In the entries below, find the lines with the word "Närvaro" and copy them.
start
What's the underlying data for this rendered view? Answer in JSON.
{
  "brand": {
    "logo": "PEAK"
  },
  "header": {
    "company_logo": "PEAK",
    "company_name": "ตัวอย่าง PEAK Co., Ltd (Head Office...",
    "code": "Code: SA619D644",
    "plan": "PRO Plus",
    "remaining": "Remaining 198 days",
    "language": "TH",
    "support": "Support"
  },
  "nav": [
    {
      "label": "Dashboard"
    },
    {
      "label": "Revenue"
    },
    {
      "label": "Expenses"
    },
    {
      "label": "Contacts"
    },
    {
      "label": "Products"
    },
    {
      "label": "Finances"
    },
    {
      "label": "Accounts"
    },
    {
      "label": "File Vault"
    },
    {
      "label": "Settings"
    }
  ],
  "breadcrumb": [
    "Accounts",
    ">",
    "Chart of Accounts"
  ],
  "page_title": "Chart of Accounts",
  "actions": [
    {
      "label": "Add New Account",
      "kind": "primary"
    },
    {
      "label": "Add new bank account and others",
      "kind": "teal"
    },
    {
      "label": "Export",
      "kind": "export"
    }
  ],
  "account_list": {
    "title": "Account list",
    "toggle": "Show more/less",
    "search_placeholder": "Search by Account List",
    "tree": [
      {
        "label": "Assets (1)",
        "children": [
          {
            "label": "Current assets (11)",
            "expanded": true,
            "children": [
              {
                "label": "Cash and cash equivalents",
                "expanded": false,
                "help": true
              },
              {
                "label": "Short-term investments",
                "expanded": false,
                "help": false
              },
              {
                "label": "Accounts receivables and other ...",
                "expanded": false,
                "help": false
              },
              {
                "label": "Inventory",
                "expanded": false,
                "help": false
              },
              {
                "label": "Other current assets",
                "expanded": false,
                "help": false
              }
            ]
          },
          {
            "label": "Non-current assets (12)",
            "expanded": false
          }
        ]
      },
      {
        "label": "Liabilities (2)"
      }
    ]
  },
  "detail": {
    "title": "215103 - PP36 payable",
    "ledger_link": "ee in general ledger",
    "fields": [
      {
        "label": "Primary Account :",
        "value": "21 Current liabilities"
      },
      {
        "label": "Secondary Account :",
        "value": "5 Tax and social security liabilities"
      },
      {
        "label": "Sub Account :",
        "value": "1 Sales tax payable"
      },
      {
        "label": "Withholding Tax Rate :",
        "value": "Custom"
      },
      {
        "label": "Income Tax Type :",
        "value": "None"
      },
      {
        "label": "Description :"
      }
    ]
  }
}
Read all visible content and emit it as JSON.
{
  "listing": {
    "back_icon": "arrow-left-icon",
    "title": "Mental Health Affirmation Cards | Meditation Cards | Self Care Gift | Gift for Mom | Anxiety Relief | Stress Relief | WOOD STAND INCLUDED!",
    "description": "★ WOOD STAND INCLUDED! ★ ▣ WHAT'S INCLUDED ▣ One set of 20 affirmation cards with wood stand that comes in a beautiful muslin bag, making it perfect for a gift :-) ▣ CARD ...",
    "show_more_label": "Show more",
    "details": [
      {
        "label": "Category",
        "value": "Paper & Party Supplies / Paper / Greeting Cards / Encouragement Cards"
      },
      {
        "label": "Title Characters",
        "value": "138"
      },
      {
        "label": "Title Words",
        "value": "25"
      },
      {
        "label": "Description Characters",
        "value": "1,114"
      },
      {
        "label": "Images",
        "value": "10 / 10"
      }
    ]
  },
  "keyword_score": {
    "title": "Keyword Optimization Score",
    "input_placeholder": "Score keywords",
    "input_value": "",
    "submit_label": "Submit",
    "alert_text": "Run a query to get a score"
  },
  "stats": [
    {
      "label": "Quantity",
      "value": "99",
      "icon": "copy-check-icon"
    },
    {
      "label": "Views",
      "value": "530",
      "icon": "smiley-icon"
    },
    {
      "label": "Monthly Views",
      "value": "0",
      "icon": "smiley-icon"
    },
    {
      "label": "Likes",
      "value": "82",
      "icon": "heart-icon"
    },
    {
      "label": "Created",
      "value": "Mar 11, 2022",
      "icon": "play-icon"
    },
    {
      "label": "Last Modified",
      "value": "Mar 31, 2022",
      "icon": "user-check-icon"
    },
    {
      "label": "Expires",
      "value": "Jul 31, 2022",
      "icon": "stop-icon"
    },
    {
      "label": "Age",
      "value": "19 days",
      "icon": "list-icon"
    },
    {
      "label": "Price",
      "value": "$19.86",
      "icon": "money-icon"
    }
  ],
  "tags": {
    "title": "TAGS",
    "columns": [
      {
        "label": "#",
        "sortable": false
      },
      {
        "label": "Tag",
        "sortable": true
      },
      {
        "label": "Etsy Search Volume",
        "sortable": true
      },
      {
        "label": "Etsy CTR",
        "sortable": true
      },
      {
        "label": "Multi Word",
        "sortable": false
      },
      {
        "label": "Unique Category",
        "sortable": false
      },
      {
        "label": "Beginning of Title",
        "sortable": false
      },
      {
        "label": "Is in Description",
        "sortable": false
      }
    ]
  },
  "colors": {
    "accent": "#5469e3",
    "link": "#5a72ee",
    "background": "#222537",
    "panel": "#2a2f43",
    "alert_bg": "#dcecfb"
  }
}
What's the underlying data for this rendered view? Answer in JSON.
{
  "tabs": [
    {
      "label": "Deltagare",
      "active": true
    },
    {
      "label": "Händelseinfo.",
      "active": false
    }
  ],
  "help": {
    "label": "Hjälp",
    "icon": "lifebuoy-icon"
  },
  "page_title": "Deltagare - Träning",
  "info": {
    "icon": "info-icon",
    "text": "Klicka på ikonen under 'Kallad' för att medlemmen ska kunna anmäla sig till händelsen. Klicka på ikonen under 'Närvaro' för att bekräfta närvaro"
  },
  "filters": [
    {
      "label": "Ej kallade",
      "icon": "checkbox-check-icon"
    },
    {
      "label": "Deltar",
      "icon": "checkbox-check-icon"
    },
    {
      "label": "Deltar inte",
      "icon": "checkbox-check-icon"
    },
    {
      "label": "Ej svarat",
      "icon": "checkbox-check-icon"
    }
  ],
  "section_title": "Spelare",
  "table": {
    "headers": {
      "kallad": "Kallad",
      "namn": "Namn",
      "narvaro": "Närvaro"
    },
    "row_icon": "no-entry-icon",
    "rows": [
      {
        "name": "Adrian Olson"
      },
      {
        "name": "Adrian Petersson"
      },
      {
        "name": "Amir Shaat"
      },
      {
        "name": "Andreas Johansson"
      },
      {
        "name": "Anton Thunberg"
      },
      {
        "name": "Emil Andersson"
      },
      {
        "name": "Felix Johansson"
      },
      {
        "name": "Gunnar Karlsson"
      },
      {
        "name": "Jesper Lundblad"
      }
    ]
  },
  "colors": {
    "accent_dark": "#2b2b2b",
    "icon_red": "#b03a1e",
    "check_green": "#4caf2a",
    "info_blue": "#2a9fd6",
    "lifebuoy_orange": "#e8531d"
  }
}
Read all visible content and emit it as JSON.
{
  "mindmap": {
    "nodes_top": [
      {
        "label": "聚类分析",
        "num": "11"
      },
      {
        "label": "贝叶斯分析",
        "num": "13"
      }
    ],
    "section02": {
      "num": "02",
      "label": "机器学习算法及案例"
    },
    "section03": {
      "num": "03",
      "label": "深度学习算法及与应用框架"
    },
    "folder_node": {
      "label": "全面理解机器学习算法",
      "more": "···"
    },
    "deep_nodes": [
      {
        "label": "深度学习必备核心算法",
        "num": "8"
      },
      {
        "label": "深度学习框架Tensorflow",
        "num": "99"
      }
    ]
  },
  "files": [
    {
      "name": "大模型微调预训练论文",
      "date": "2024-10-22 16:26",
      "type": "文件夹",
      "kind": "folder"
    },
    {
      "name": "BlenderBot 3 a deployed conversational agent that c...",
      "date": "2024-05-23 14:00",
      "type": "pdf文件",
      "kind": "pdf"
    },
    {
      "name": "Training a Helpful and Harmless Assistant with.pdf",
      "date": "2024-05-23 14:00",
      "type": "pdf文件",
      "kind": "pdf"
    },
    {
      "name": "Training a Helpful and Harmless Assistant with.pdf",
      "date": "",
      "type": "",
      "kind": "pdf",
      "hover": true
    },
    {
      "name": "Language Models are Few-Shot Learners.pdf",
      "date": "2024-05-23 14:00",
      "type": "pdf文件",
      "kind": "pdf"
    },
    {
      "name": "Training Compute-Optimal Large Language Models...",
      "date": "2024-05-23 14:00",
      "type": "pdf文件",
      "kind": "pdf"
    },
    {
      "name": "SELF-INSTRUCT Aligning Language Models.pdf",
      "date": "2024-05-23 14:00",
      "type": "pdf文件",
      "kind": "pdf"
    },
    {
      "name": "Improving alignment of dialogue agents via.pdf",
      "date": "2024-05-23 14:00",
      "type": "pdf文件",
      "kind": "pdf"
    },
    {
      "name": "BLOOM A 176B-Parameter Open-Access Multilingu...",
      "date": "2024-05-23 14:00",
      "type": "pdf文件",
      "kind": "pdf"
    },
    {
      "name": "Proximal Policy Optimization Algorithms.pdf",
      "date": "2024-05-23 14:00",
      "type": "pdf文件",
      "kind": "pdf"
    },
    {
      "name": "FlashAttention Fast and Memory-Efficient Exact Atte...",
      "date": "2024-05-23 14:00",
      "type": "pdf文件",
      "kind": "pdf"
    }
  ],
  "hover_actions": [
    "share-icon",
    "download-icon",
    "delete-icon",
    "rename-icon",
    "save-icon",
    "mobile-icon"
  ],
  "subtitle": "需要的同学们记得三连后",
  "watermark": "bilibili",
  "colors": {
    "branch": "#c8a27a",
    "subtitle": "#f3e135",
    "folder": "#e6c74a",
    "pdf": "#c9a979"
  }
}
end
**Full response**.
    "text": "Klicka på ikonen under 'Kallad' för att medlemmen ska kunna anmäla sig till händelsen. Klicka på ikonen under 'Närvaro' för att bekräfta närvaro"
      "narvaro": "Närvaro"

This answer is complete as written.